Source material ▸

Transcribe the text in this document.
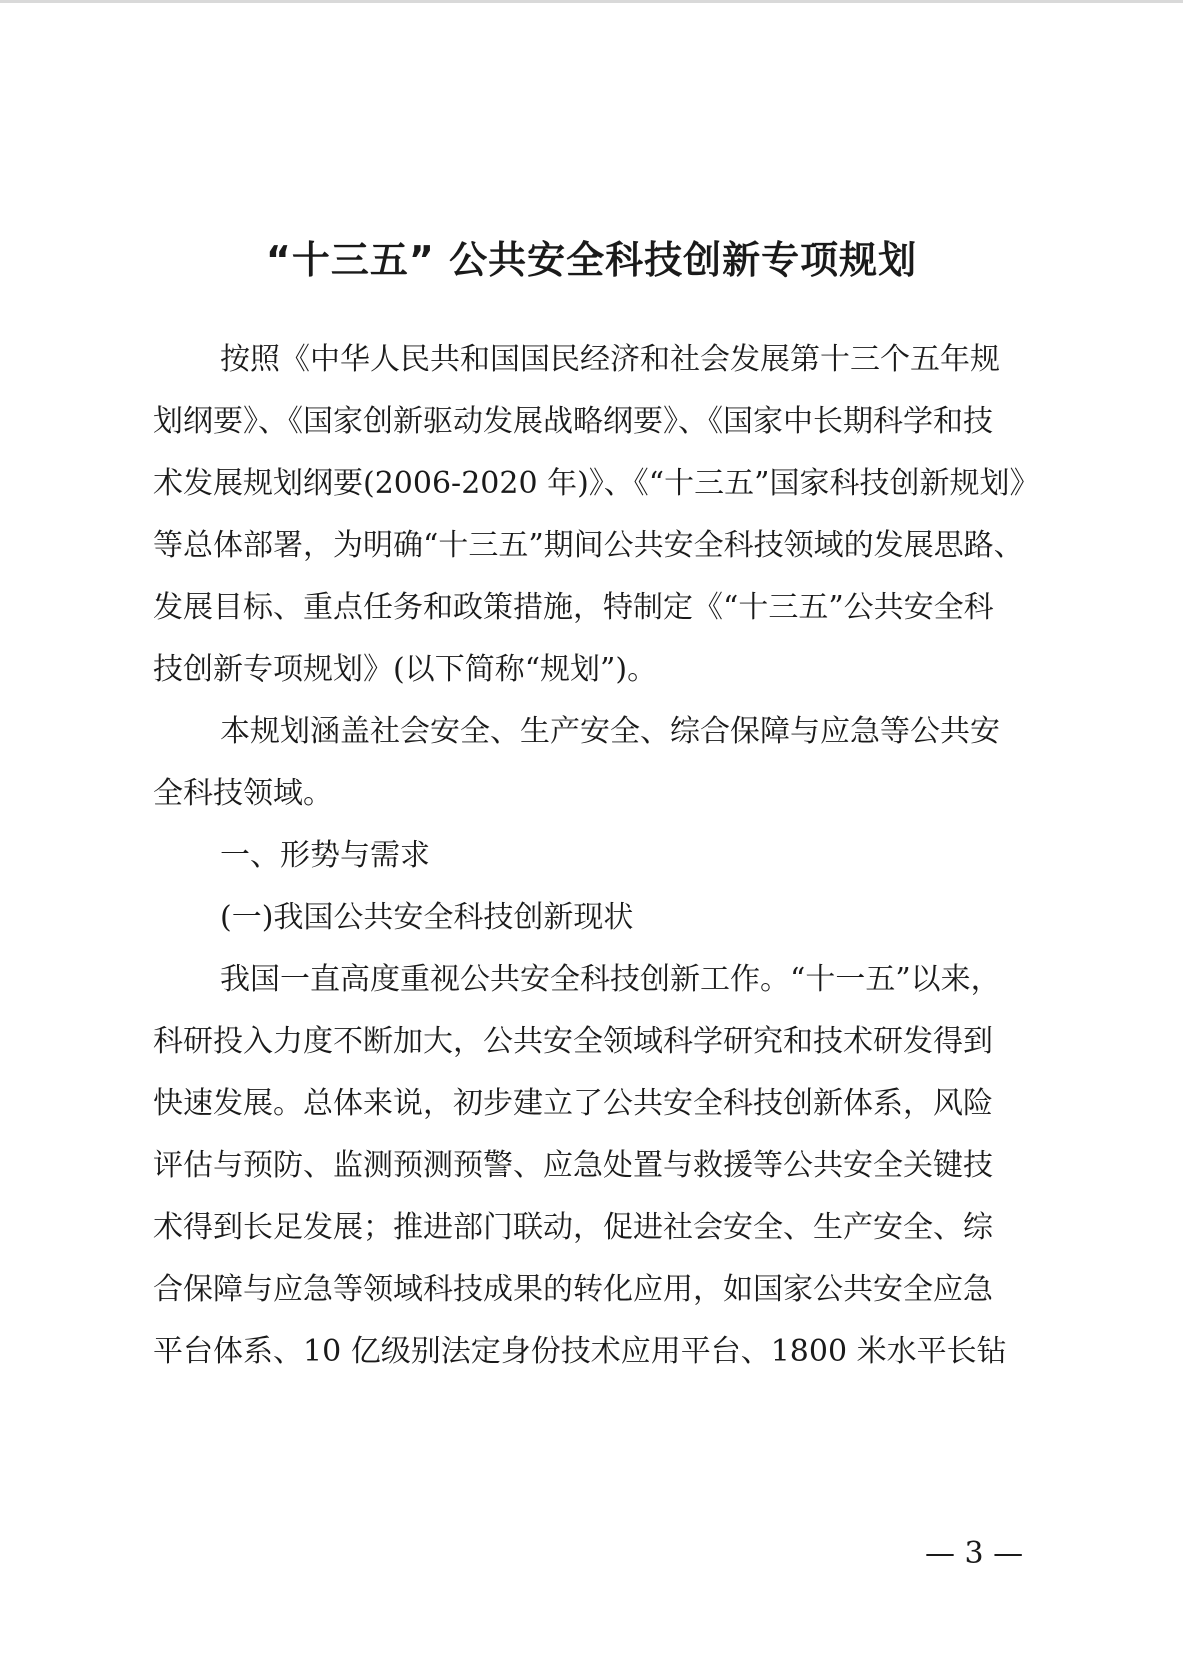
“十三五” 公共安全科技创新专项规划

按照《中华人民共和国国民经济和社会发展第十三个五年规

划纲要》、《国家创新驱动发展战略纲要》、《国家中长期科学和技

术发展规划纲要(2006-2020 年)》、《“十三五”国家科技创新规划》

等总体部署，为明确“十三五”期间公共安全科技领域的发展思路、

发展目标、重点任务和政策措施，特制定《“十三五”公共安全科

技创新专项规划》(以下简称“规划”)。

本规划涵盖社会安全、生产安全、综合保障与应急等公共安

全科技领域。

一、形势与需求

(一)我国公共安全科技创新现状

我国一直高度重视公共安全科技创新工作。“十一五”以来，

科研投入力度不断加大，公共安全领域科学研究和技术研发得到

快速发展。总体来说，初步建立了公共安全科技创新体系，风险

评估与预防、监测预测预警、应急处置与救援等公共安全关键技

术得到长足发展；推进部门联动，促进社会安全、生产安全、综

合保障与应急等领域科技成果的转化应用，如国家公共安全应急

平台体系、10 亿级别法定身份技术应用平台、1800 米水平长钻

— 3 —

Do this ▸ From the listing, copy every line where the string "生产安全" appears.

Result of this task ▸
本规划涵盖社会安全、生产安全、综合保障与应急等公共安
术得到长足发展；推进部门联动，促进社会安全、生产安全、综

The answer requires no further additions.